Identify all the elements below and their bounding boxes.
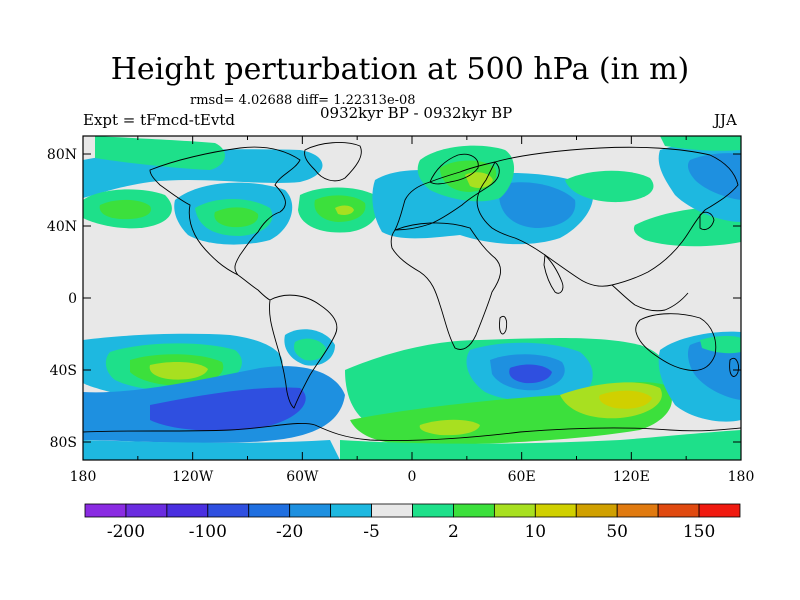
colorbar-swatch xyxy=(84,503,127,518)
anomaly-spacific-west-positive xyxy=(700,335,741,354)
colorbar-label: 2 xyxy=(448,522,459,542)
anomaly-so-pacific-peak xyxy=(149,361,208,380)
lon-tick-label: 120E xyxy=(613,469,650,485)
lat-tick-label: 0 xyxy=(68,291,77,307)
anomaly-antarctica-west-negative xyxy=(83,440,340,460)
colorbar-swatch xyxy=(412,503,454,518)
anomaly-antarctica-east-peak xyxy=(599,390,652,409)
colorbar-label: 10 xyxy=(524,522,546,542)
colorbar-swatch xyxy=(493,503,536,518)
lon-tick-label: 60E xyxy=(508,469,536,485)
anomaly-siberia-positive xyxy=(565,170,654,203)
anomaly-namerica-core xyxy=(214,207,259,228)
stats-line: rmsd= 4.02688 diff= 1.22313e-08 xyxy=(190,93,416,108)
colorbar-swatch xyxy=(453,503,495,518)
colorbar-swatch xyxy=(616,503,659,518)
colorbar-swatch xyxy=(207,503,250,518)
colorbar-swatch xyxy=(371,503,413,518)
coastline-southeast-asia xyxy=(611,284,689,312)
page-title: Height perturbation at 500 hPa (in m) xyxy=(110,52,690,87)
coastline-south-america xyxy=(269,294,338,409)
coastline-scandinavia xyxy=(429,153,479,185)
anomaly-arctic-east-positive xyxy=(660,136,741,151)
colorbar-label: 50 xyxy=(606,522,628,542)
lat-tick-label: 40N xyxy=(47,219,77,235)
coastline-madagascar xyxy=(499,315,508,335)
coastline-africa xyxy=(390,222,502,350)
anomaly-npacific-core xyxy=(99,199,151,220)
colorbar-label: -20 xyxy=(276,522,303,542)
coastline-antarctica xyxy=(83,422,741,441)
anomaly-npacific-east-core xyxy=(687,153,741,200)
anomaly-europe-negative-core xyxy=(499,182,576,228)
colorbar-label: -200 xyxy=(107,522,145,542)
colorbar-swatch xyxy=(289,503,332,518)
colorbar-swatch xyxy=(698,503,741,518)
lat-tick-label: 80N xyxy=(47,147,77,163)
colorbar-label: -100 xyxy=(189,522,227,542)
colorbar-swatch xyxy=(575,503,618,518)
anomaly-south-indian-negative-peak xyxy=(509,364,552,384)
lon-tick-label: 60W xyxy=(286,469,319,485)
colorbar-swatch xyxy=(657,503,700,518)
anomaly-antarctica-south-positive xyxy=(340,430,741,460)
anomaly-natlantic-peak xyxy=(335,205,354,215)
lat-tick-label: 40S xyxy=(50,363,77,379)
coastline-north-america xyxy=(149,146,301,276)
lat-tick-label: 80S xyxy=(50,435,77,451)
lon-tick-label: 180 xyxy=(70,469,97,485)
colorbar-swatch xyxy=(534,503,577,518)
coastline-australia xyxy=(635,313,717,371)
lon-tick-label: 0 xyxy=(408,469,417,485)
anomaly-spacific-west-core xyxy=(687,339,741,400)
anomaly-antarctica-coast-peak xyxy=(419,419,480,436)
anomaly-greenland-positive xyxy=(95,136,226,170)
lon-tick-label: 120W xyxy=(172,469,214,485)
anomaly-satlantic-positive-small xyxy=(294,338,326,361)
lon-tick-label: 180 xyxy=(728,469,755,485)
anomaly-scandinavia-peak xyxy=(465,172,493,188)
coastlines xyxy=(83,142,741,441)
colorbar-label: 150 xyxy=(683,522,715,542)
map-axes: 80N 40N 0 40S 80S 180 120W 60W 0 60E 120E 180 xyxy=(47,136,754,485)
colorbar-label: -5 xyxy=(363,522,380,542)
coastline-greenland xyxy=(304,142,362,182)
coastline-asia xyxy=(476,146,739,287)
colorbar-swatch xyxy=(248,503,291,518)
coastline-japan xyxy=(699,211,715,231)
season-label: JJA xyxy=(714,111,737,129)
coastline-india xyxy=(543,254,564,294)
colorbar-swatch xyxy=(330,503,372,518)
colorbar-swatch xyxy=(125,503,168,518)
anomaly-southern-ocean-core xyxy=(150,387,306,431)
coastline-central-america xyxy=(237,274,271,301)
period-label: 0932kyr BP - 0932kyr BP xyxy=(320,104,513,122)
height-field xyxy=(83,136,741,460)
coastline-new-zealand xyxy=(729,357,739,377)
colorbar-swatch xyxy=(166,503,209,518)
colorbar: -200 -100 -20 -5 2 10 50 150 xyxy=(84,503,741,542)
experiment-label: Expt = tFmcd-tEvtd xyxy=(83,111,235,129)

#### WORK TO DO:
Print every line of the entries above character for character, omitting the pictures.

#### CORRECT OUTPUT:
Identify all the elements below and their bounding boxes.
colorbar-swatch xyxy=(84,503,127,518)
anomaly-spacific-west-positive xyxy=(700,335,741,354)
colorbar-label: 2 xyxy=(448,522,459,542)
anomaly-so-pacific-peak xyxy=(149,361,208,380)
lon-tick-label: 120E xyxy=(613,469,650,485)
lat-tick-label: 0 xyxy=(68,291,77,307)
anomaly-antarctica-west-negative xyxy=(83,440,340,460)
colorbar-swatch xyxy=(412,503,454,518)
anomaly-antarctica-east-peak xyxy=(599,390,652,409)
colorbar-label: 10 xyxy=(524,522,546,542)
colorbar-swatch xyxy=(493,503,536,518)
lon-tick-label: 60E xyxy=(508,469,536,485)
anomaly-siberia-positive xyxy=(565,170,654,203)
anomaly-namerica-core xyxy=(214,207,259,228)
stats-line: rmsd= 4.02688 diff= 1.22313e-08 xyxy=(190,93,416,108)
colorbar-swatch xyxy=(453,503,495,518)
colorbar-swatch xyxy=(616,503,659,518)
colorbar-swatch xyxy=(207,503,250,518)
colorbar-swatch xyxy=(371,503,413,518)
coastline-southeast-asia xyxy=(611,284,689,312)
page-title: Height perturbation at 500 hPa (in m) xyxy=(110,52,690,87)
coastline-south-america xyxy=(269,294,338,409)
coastline-scandinavia xyxy=(429,153,479,185)
anomaly-arctic-east-positive xyxy=(660,136,741,151)
colorbar-label: 50 xyxy=(606,522,628,542)
lat-tick-label: 40N xyxy=(47,219,77,235)
coastline-madagascar xyxy=(499,315,508,335)
coastline-africa xyxy=(390,222,502,350)
anomaly-npacific-core xyxy=(99,199,151,220)
colorbar-label: -20 xyxy=(276,522,303,542)
coastline-antarctica xyxy=(83,422,741,441)
anomaly-npacific-east-core xyxy=(687,153,741,200)
anomaly-europe-negative-core xyxy=(499,182,576,228)
colorbar-label: -200 xyxy=(107,522,145,542)
colorbar-swatch xyxy=(289,503,332,518)
colorbar-swatch xyxy=(698,503,741,518)
lat-tick-label: 80N xyxy=(47,147,77,163)
colorbar-label: -100 xyxy=(189,522,227,542)
colorbar-swatch xyxy=(575,503,618,518)
anomaly-south-indian-negative-peak xyxy=(509,364,552,384)
lon-tick-label: 60W xyxy=(286,469,319,485)
colorbar-swatch xyxy=(657,503,700,518)
anomaly-antarctica-south-positive xyxy=(340,430,741,460)
anomaly-natlantic-peak xyxy=(335,205,354,215)
lat-tick-label: 40S xyxy=(50,363,77,379)
coastline-north-america xyxy=(149,146,301,276)
lat-tick-label: 80S xyxy=(50,435,77,451)
lon-tick-label: 180 xyxy=(70,469,97,485)
colorbar-swatch xyxy=(534,503,577,518)
coastline-australia xyxy=(635,313,717,371)
lon-tick-label: 0 xyxy=(408,469,417,485)
anomaly-spacific-west-core xyxy=(687,339,741,400)
anomaly-antarctica-coast-peak xyxy=(419,419,480,436)
anomaly-greenland-positive xyxy=(95,136,226,170)
lon-tick-label: 120W xyxy=(172,469,214,485)
anomaly-satlantic-positive-small xyxy=(294,338,326,361)
lon-tick-label: 180 xyxy=(728,469,755,485)
anomaly-scandinavia-peak xyxy=(465,172,493,188)
coastlines xyxy=(83,142,741,441)
colorbar-label: 150 xyxy=(683,522,715,542)
map-axes: 80N 40N 0 40S 80S 180 120W 60W 0 60E 120E 180 xyxy=(47,136,754,485)
colorbar-label: -5 xyxy=(363,522,380,542)
coastline-greenland xyxy=(304,142,362,182)
coastline-asia xyxy=(476,146,739,287)
colorbar-swatch xyxy=(248,503,291,518)
coastline-japan xyxy=(699,211,715,231)
season-label: JJA xyxy=(714,111,737,129)
coastline-india xyxy=(543,254,564,294)
colorbar-swatch xyxy=(330,503,372,518)
colorbar-swatch xyxy=(125,503,168,518)
anomaly-southern-ocean-core xyxy=(150,387,306,431)
coastline-central-america xyxy=(237,274,271,301)
period-label: 0932kyr BP - 0932kyr BP xyxy=(320,104,513,122)
height-field xyxy=(83,136,741,460)
coastline-new-zealand xyxy=(729,357,739,377)
colorbar-swatch xyxy=(166,503,209,518)
colorbar: -200 -100 -20 -5 2 10 50 150 xyxy=(84,503,741,542)
experiment-label: Expt = tFmcd-tEvtd xyxy=(83,111,235,129)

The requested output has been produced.